**Exercise**. Go through the material below, count the lines with the word "instagram", and reply with the count alone.

**Recorded information**.
┌──
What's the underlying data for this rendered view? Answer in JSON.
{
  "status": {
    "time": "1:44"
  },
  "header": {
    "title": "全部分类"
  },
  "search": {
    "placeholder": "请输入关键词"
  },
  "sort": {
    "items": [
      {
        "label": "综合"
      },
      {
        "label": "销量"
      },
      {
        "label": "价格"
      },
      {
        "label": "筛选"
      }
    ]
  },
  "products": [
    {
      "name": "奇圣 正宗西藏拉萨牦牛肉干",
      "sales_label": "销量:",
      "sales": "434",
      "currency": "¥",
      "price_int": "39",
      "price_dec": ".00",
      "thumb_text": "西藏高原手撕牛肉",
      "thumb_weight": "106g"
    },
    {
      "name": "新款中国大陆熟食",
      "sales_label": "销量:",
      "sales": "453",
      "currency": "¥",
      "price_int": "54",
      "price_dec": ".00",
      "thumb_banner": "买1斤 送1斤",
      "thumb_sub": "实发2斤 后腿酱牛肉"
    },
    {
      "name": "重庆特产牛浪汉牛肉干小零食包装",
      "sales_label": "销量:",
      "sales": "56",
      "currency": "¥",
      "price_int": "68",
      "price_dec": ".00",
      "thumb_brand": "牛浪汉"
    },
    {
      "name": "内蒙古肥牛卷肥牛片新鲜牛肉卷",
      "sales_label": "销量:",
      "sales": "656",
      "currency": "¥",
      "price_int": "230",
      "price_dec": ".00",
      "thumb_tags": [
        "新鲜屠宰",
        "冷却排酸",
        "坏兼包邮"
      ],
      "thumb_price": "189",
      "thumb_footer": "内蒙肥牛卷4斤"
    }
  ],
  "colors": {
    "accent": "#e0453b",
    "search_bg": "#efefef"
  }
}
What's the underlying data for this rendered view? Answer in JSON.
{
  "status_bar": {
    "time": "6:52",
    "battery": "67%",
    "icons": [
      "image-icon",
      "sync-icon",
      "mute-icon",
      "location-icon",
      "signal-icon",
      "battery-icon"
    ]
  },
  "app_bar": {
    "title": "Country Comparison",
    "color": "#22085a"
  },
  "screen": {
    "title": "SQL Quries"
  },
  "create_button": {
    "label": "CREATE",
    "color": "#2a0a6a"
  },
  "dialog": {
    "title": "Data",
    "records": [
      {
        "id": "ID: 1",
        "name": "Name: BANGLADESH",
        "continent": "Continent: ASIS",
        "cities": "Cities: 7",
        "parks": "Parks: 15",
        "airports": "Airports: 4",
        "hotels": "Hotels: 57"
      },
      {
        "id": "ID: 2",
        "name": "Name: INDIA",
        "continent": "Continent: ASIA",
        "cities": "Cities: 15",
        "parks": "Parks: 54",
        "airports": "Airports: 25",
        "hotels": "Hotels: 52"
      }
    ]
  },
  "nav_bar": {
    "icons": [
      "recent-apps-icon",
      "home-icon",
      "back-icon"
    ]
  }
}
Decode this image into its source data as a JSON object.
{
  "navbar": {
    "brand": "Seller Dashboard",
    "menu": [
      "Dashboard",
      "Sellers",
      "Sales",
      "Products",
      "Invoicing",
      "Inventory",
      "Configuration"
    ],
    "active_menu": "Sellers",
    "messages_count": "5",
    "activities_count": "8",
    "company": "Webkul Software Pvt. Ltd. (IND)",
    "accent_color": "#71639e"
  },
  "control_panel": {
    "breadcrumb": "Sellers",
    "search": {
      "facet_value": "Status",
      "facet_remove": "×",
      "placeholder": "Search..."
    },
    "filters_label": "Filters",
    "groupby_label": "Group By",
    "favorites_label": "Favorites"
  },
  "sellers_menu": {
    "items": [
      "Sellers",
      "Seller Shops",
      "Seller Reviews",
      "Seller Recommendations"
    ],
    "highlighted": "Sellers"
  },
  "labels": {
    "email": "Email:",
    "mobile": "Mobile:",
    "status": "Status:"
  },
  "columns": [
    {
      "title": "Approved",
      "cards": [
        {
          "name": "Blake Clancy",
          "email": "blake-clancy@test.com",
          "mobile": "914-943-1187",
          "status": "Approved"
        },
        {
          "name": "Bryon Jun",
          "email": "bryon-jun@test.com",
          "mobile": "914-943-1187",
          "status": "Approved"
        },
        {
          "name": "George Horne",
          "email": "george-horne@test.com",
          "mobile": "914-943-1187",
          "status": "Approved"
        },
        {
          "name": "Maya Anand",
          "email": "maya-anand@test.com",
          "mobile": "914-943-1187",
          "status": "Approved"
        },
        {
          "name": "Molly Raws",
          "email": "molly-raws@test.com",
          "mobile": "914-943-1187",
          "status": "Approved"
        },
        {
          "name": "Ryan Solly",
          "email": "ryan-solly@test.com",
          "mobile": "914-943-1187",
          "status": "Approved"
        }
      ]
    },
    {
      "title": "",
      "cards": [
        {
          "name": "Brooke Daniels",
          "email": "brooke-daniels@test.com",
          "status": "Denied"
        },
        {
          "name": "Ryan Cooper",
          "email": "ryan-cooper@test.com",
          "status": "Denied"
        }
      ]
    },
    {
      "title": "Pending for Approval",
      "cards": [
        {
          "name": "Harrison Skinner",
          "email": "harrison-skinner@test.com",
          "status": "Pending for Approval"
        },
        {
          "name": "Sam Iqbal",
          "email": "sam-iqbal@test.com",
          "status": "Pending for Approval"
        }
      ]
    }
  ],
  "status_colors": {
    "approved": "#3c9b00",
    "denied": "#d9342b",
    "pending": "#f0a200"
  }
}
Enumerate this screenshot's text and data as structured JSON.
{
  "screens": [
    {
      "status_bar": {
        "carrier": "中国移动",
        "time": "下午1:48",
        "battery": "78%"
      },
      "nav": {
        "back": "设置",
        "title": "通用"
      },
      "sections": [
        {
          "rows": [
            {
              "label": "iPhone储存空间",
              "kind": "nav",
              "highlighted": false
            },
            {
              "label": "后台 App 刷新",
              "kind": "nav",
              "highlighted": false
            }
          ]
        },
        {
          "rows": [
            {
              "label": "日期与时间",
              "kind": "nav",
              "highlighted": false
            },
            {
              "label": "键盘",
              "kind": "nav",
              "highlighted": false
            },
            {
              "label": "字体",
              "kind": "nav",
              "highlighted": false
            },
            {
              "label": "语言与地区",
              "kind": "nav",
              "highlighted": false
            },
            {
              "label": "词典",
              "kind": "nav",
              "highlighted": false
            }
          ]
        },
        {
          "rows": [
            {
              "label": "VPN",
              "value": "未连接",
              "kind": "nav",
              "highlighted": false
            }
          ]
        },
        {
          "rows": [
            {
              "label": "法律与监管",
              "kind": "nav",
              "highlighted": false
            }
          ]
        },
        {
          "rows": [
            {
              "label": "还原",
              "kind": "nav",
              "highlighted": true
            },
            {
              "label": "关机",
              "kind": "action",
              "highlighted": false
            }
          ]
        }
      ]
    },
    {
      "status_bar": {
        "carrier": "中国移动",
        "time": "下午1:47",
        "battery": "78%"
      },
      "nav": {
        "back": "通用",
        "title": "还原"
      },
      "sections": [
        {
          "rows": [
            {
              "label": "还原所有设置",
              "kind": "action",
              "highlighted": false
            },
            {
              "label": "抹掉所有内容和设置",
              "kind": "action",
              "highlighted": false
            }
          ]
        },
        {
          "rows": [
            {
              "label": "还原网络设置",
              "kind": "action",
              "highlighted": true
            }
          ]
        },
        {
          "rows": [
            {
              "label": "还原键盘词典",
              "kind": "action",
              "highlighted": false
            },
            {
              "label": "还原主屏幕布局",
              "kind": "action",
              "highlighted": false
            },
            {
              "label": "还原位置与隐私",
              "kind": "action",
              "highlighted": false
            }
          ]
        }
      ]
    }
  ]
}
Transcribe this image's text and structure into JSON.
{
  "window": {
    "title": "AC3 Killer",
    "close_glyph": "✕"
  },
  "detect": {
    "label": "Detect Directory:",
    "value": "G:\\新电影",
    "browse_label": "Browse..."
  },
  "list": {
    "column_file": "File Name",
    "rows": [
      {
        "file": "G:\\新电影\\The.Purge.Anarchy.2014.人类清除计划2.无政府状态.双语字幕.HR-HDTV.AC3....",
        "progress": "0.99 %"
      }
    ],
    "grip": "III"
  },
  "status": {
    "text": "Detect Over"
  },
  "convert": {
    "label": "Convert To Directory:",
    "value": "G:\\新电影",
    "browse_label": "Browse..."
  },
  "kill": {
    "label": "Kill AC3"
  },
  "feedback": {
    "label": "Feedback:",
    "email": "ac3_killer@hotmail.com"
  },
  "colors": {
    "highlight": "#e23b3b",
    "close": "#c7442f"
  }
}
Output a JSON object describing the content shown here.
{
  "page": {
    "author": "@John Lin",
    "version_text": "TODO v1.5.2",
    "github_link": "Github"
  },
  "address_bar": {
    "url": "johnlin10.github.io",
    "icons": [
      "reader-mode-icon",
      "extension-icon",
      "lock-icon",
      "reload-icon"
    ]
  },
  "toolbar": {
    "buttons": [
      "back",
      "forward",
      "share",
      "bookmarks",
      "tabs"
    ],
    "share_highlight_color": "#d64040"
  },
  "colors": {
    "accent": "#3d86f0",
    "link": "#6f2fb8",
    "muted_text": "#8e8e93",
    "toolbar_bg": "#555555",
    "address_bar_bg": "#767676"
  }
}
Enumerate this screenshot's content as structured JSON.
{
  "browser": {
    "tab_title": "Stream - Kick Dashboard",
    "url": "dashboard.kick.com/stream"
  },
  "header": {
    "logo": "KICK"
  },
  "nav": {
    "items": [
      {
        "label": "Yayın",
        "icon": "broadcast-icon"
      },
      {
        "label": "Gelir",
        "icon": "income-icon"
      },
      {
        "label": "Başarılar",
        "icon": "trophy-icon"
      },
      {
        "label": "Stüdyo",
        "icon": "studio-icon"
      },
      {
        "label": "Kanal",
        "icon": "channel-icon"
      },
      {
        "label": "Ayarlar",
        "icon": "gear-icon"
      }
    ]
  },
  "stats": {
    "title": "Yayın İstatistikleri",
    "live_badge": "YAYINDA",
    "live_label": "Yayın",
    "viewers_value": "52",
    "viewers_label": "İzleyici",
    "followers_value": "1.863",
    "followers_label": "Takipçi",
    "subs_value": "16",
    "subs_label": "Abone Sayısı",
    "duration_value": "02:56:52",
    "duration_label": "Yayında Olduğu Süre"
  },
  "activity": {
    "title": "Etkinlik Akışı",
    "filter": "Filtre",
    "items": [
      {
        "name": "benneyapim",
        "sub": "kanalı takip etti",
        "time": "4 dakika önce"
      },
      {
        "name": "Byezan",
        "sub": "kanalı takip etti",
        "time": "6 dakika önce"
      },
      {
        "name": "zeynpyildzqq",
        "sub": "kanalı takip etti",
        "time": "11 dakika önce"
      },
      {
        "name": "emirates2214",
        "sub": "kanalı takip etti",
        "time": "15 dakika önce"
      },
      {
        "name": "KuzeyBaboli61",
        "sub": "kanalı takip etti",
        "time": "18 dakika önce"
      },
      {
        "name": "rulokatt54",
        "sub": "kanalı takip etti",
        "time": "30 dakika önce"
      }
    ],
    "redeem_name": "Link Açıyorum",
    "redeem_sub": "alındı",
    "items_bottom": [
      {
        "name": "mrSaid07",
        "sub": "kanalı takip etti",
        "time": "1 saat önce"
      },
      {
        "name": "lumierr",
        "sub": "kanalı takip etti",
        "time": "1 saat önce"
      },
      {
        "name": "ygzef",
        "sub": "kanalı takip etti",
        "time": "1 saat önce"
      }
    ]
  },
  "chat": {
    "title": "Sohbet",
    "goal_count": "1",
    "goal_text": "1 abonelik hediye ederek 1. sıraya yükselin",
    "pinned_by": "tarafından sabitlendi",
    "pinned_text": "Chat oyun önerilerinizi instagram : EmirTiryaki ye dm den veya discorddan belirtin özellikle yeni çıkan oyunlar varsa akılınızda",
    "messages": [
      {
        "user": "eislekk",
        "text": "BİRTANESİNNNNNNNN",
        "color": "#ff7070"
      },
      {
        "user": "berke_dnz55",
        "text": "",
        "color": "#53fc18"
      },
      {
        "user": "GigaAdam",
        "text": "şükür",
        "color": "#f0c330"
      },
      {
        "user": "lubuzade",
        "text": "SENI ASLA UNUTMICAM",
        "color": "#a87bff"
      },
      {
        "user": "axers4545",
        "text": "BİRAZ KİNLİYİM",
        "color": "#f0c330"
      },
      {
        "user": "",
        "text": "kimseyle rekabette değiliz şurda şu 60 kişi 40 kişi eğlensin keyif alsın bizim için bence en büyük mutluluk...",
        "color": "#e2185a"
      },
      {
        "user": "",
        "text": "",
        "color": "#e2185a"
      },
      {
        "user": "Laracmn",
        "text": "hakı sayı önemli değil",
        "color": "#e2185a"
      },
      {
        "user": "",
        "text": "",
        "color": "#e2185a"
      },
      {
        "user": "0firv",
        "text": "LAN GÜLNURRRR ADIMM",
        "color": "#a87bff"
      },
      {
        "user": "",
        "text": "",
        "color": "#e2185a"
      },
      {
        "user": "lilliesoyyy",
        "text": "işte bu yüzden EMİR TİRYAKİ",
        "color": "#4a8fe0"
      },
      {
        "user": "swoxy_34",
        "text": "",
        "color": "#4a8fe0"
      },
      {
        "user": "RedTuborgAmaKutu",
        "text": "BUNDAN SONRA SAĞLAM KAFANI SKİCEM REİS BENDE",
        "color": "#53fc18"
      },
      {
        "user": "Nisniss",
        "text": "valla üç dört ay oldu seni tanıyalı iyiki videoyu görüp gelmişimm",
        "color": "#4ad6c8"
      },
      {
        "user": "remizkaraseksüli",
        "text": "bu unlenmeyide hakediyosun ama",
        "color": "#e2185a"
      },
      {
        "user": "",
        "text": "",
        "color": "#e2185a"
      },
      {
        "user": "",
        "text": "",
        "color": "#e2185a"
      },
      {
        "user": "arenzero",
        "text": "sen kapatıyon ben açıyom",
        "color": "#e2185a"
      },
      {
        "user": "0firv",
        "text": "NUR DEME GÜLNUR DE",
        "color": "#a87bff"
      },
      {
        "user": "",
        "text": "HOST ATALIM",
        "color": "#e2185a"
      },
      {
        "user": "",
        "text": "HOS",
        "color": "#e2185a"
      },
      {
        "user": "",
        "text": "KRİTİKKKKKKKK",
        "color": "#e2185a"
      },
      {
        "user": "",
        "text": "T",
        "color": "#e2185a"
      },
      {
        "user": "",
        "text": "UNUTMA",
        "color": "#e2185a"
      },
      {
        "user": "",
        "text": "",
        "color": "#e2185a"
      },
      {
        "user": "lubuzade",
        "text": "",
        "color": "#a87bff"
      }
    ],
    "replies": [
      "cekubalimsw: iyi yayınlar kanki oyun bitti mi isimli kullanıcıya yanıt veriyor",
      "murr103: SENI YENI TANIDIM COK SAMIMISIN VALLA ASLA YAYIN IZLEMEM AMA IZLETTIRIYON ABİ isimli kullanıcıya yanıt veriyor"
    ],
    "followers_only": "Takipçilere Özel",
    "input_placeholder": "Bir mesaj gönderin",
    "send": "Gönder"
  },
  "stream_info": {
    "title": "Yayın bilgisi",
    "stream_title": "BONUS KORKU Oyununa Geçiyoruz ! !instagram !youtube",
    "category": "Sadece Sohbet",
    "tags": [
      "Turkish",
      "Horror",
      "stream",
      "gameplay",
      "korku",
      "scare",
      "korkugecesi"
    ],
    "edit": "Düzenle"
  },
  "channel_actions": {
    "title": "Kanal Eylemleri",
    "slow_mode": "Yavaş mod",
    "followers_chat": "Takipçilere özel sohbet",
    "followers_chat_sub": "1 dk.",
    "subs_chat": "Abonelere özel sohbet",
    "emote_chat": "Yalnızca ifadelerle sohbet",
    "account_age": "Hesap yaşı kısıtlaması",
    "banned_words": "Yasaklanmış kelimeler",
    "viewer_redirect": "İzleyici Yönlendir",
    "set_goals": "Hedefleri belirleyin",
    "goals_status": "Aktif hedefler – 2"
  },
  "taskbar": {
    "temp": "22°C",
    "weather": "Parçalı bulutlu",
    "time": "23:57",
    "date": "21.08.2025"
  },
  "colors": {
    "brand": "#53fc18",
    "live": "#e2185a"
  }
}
└──
**Full solution**. 2